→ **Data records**

--

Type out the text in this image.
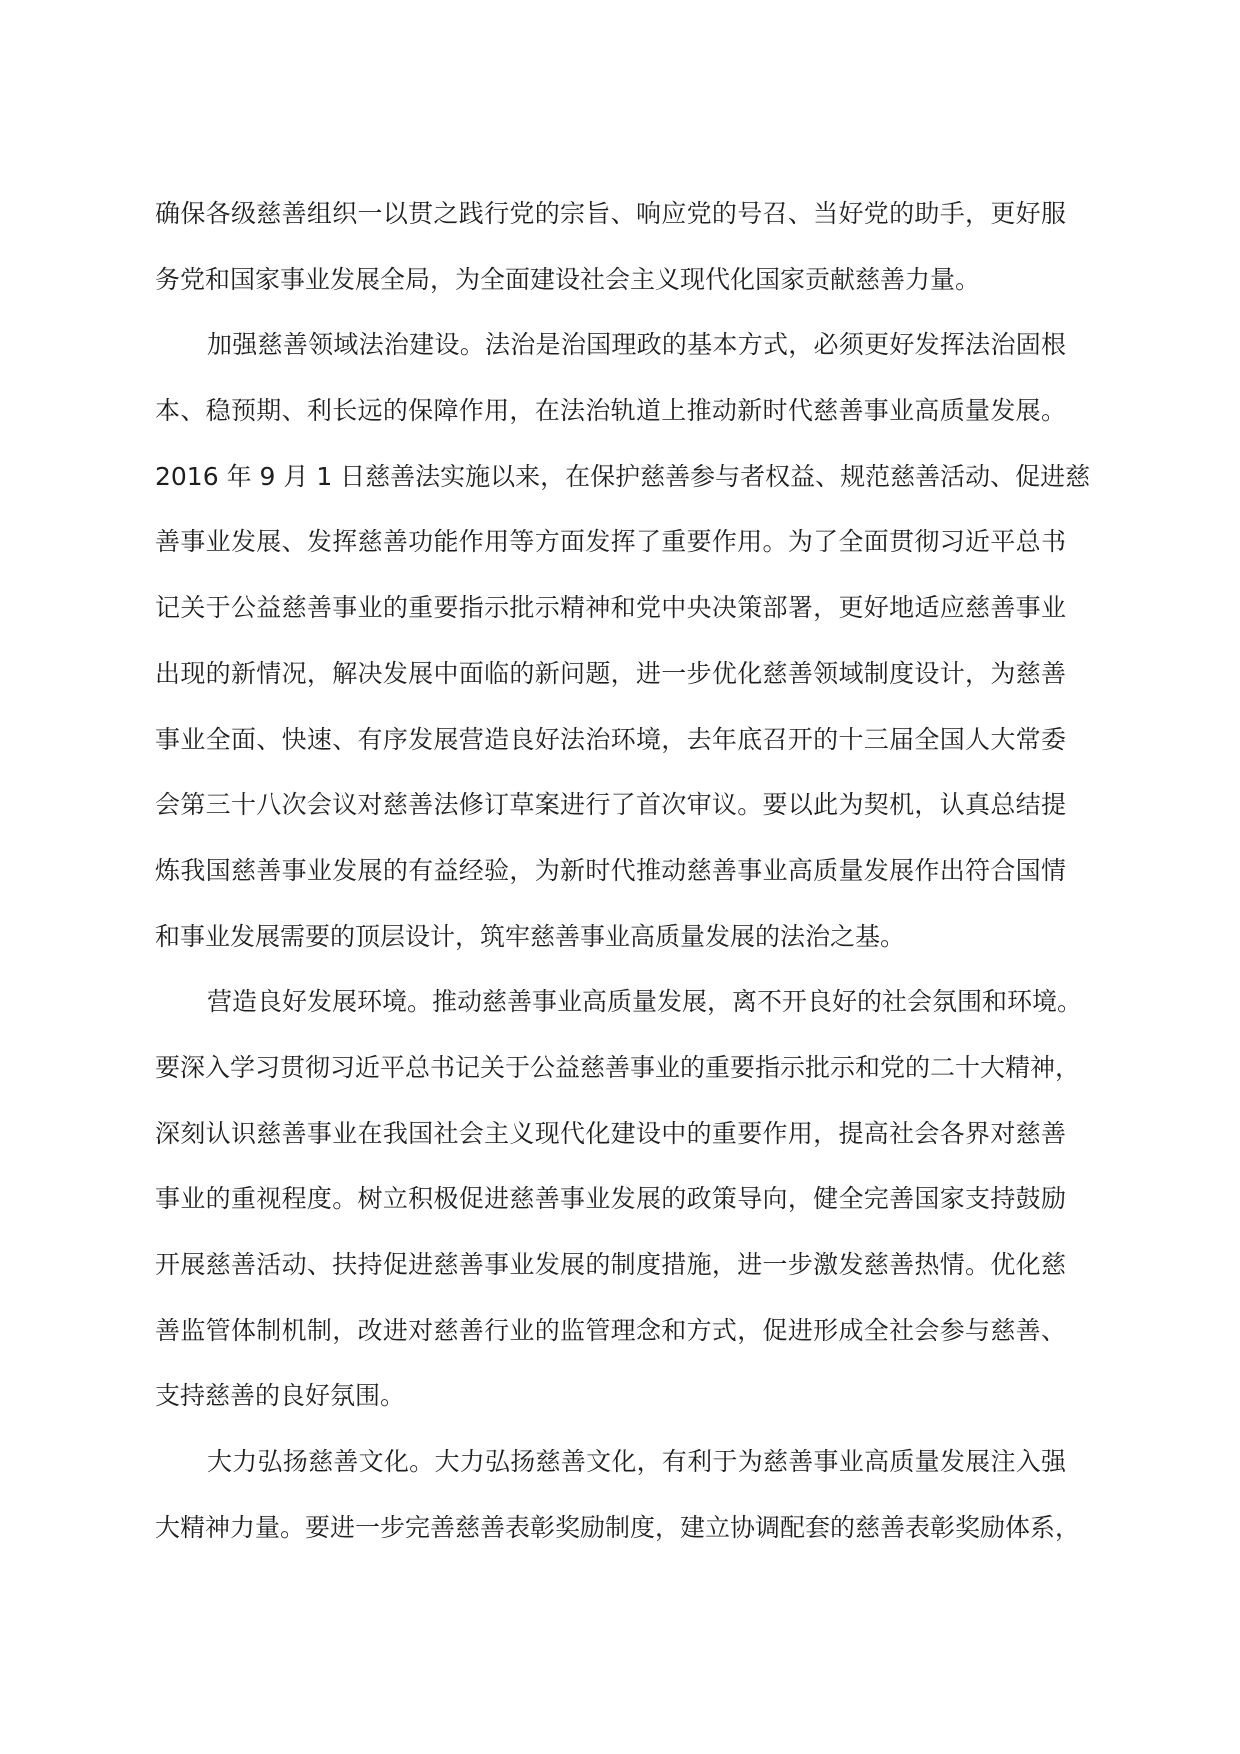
确保各级慈善组织一以贯之践行党的宗旨、响应党的号召、当好党的助手，更好服
务党和国家事业发展全局，为全面建设社会主义现代化国家贡献慈善力量。
加强慈善领域法治建设。法治是治国理政的基本方式，必须更好发挥法治固根
本、稳预期、利长远的保障作用，在法治轨道上推动新时代慈善事业高质量发展。
2016 年 9 月 1 日慈善法实施以来，在保护慈善参与者权益、规范慈善活动、促进慈
善事业发展、发挥慈善功能作用等方面发挥了重要作用。为了全面贯彻习近平总书
记关于公益慈善事业的重要指示批示精神和党中央决策部署，更好地适应慈善事业
出现的新情况，解决发展中面临的新问题，进一步优化慈善领域制度设计，为慈善
事业全面、快速、有序发展营造良好法治环境，去年底召开的十三届全国人大常委
会第三十八次会议对慈善法修订草案进行了首次审议。要以此为契机，认真总结提
炼我国慈善事业发展的有益经验，为新时代推动慈善事业高质量发展作出符合国情
和事业发展需要的顶层设计，筑牢慈善事业高质量发展的法治之基。
营造良好发展环境。推动慈善事业高质量发展，离不开良好的社会氛围和环境。
要深入学习贯彻习近平总书记关于公益慈善事业的重要指示批示和党的二十大精神，
深刻认识慈善事业在我国社会主义现代化建设中的重要作用，提高社会各界对慈善
事业的重视程度。树立积极促进慈善事业发展的政策导向，健全完善国家支持鼓励
开展慈善活动、扶持促进慈善事业发展的制度措施，进一步激发慈善热情。优化慈
善监管体制机制，改进对慈善行业的监管理念和方式，促进形成全社会参与慈善、
支持慈善的良好氛围。
大力弘扬慈善文化。大力弘扬慈善文化，有利于为慈善事业高质量发展注入强
大精神力量。要进一步完善慈善表彰奖励制度，建立协调配套的慈善表彰奖励体系，
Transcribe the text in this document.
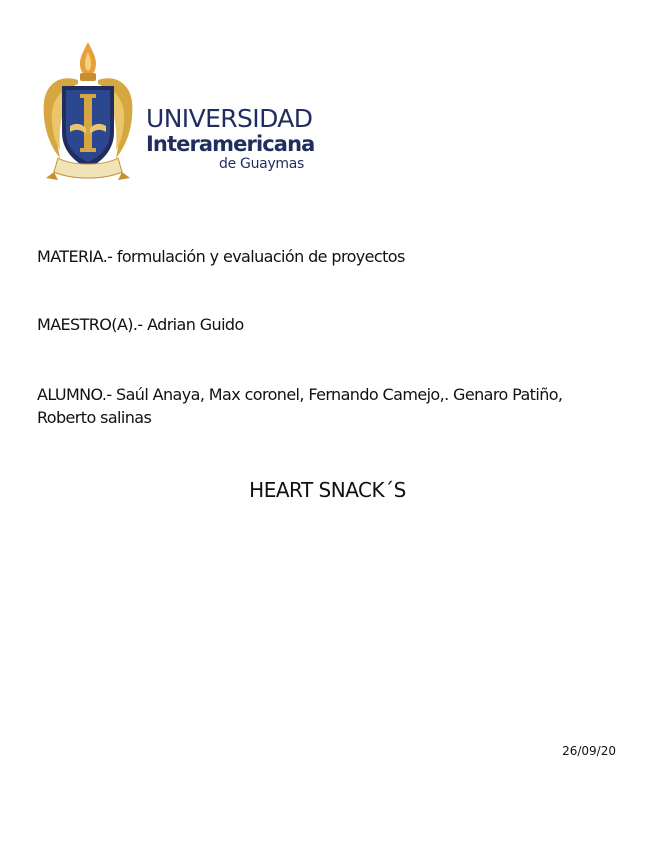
UNIVERSIDAD
Interamericana
de Guaymas
MATERIA.- formulación y evaluación de proyectos
MAESTRO(A).- Adrian Guido
ALUMNO.- Saúl Anaya, Max coronel, Fernando Camejo,. Genaro Patiño, Roberto salinas
HEART SNACK´S
26/09/20
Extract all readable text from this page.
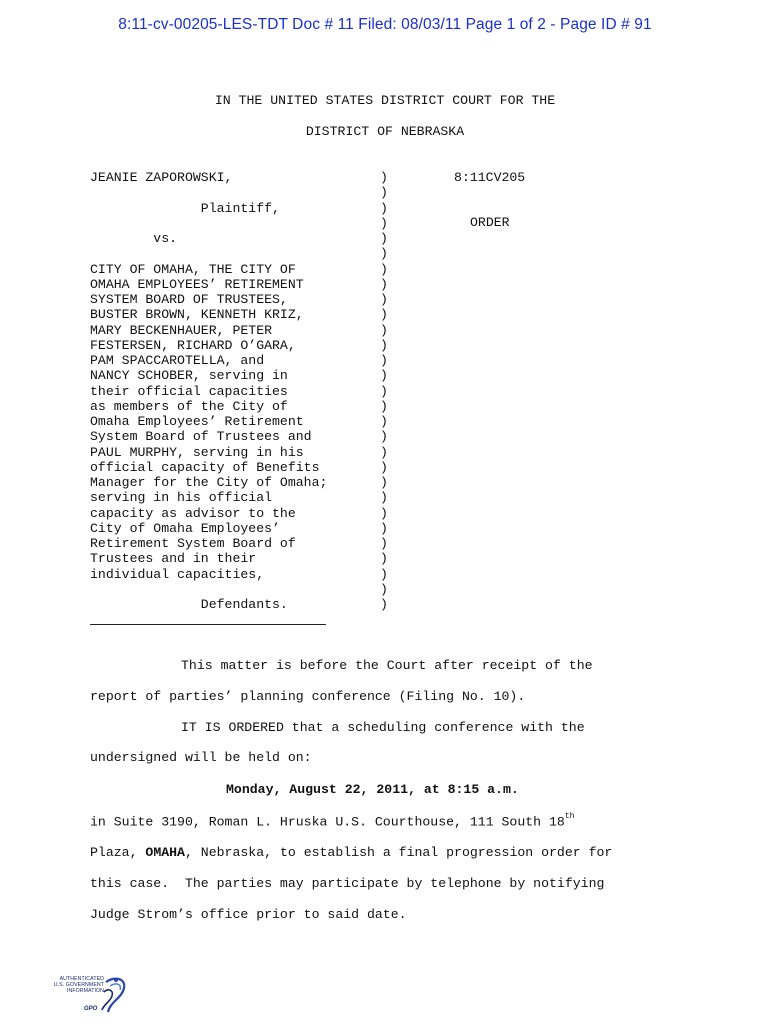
8:11-cv-00205-LES-TDT Doc # 11 Filed: 08/03/11 Page 1 of 2 - Page ID # 91
IN THE UNITED STATES DISTRICT COURT FOR THE
DISTRICT OF NEBRASKA
JEANIE ZAPOROWSKI,

Plaintiff,

vs.

CITY OF OMAHA, THE CITY OF
OMAHA EMPLOYEES’ RETIREMENT
SYSTEM BOARD OF TRUSTEES,
BUSTER BROWN, KENNETH KRIZ,
MARY BECKENHAUER, PETER
FESTERSEN, RICHARD O’GARA,
PAM SPACCAROTELLA, and
NANCY SCHOBER, serving in
their official capacities
as members of the City of
Omaha Employees’ Retirement
System Board of Trustees and
PAUL MURPHY, serving in his
official capacity of Benefits
Manager for the City of Omaha;
serving in his official
capacity as advisor to the
City of Omaha Employees’
Retirement System Board of
Trustees and in their
individual capacities,

Defendants.
)
)
)
)
)
)
)
)
)
)
)
)
)
)
)
)
)
)
)
)
)
)
)
)
)
)
)
)
)
8:11CV205
ORDER
This matter is before the Court after receipt of the
report of parties’ planning conference (Filing No. 10).
IT IS ORDERED that a scheduling conference with the
undersigned will be held on:
Monday, August 22, 2011, at 8:15 a.m.
in Suite 3190, Roman L. Hruska U.S. Courthouse, 111 South 18th
Plaza, OMAHA, Nebraska, to establish a final progression order for
this case.  The parties may participate by telephone by notifying
Judge Strom’s office prior to said date.
AUTHENTICATED
U.S. GOVERNMENT
INFORMATION
GPO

--

Return the listing above unchanged, apart from dropping its pictures.

Type out the text in this image.
确保各级慈善组织一以贯之践行党的宗旨、响应党的号召、当好党的助手，更好服
务党和国家事业发展全局，为全面建设社会主义现代化国家贡献慈善力量。
加强慈善领域法治建设。法治是治国理政的基本方式，必须更好发挥法治固根
本、稳预期、利长远的保障作用，在法治轨道上推动新时代慈善事业高质量发展。
2016 年 9 月 1 日慈善法实施以来，在保护慈善参与者权益、规范慈善活动、促进慈
善事业发展、发挥慈善功能作用等方面发挥了重要作用。为了全面贯彻习近平总书
记关于公益慈善事业的重要指示批示精神和党中央决策部署，更好地适应慈善事业
出现的新情况，解决发展中面临的新问题，进一步优化慈善领域制度设计，为慈善
事业全面、快速、有序发展营造良好法治环境，去年底召开的十三届全国人大常委
会第三十八次会议对慈善法修订草案进行了首次审议。要以此为契机，认真总结提
炼我国慈善事业发展的有益经验，为新时代推动慈善事业高质量发展作出符合国情
和事业发展需要的顶层设计，筑牢慈善事业高质量发展的法治之基。
营造良好发展环境。推动慈善事业高质量发展，离不开良好的社会氛围和环境。
要深入学习贯彻习近平总书记关于公益慈善事业的重要指示批示和党的二十大精神，
深刻认识慈善事业在我国社会主义现代化建设中的重要作用，提高社会各界对慈善
事业的重视程度。树立积极促进慈善事业发展的政策导向，健全完善国家支持鼓励
开展慈善活动、扶持促进慈善事业发展的制度措施，进一步激发慈善热情。优化慈
善监管体制机制，改进对慈善行业的监管理念和方式，促进形成全社会参与慈善、
支持慈善的良好氛围。
大力弘扬慈善文化。大力弘扬慈善文化，有利于为慈善事业高质量发展注入强
大精神力量。要进一步完善慈善表彰奖励制度，建立协调配套的慈善表彰奖励体系，
Transcribe the text in this document.
UNIVERSIDAD
Interamericana
de Guaymas
MATERIA.- formulación y evaluación de proyectos
MAESTRO(A).- Adrian Guido
ALUMNO.- Saúl Anaya, Max coronel, Fernando Camejo,. Genaro Patiño, Roberto salinas
HEART SNACK´S
26/09/20
Extract all readable text from this page.
8:11-cv-00205-LES-TDT Doc # 11 Filed: 08/03/11 Page 1 of 2 - Page ID # 91
IN THE UNITED STATES DISTRICT COURT FOR THE
DISTRICT OF NEBRASKA
JEANIE ZAPOROWSKI,

Plaintiff,

vs.

CITY OF OMAHA, THE CITY OF
OMAHA EMPLOYEES’ RETIREMENT
SYSTEM BOARD OF TRUSTEES,
BUSTER BROWN, KENNETH KRIZ,
MARY BECKENHAUER, PETER
FESTERSEN, RICHARD O’GARA,
PAM SPACCAROTELLA, and
NANCY SCHOBER, serving in
their official capacities
as members of the City of
Omaha Employees’ Retirement
System Board of Trustees and
PAUL MURPHY, serving in his
official capacity of Benefits
Manager for the City of Omaha;
serving in his official
capacity as advisor to the
City of Omaha Employees’
Retirement System Board of
Trustees and in their
individual capacities,

Defendants.
)
)
)
)
)
)
)
)
)
)
)
)
)
)
)
)
)
)
)
)
)
)
)
)
)
)
)
)
)
8:11CV205
ORDER
This matter is before the Court after receipt of the
report of parties’ planning conference (Filing No. 10).
IT IS ORDERED that a scheduling conference with the
undersigned will be held on:
Monday, August 22, 2011, at 8:15 a.m.
in Suite 3190, Roman L. Hruska U.S. Courthouse, 111 South 18th
Plaza, OMAHA, Nebraska, to establish a final progression order for
this case.  The parties may participate by telephone by notifying
Judge Strom’s office prior to said date.
AUTHENTICATED
U.S. GOVERNMENT
INFORMATION
GPO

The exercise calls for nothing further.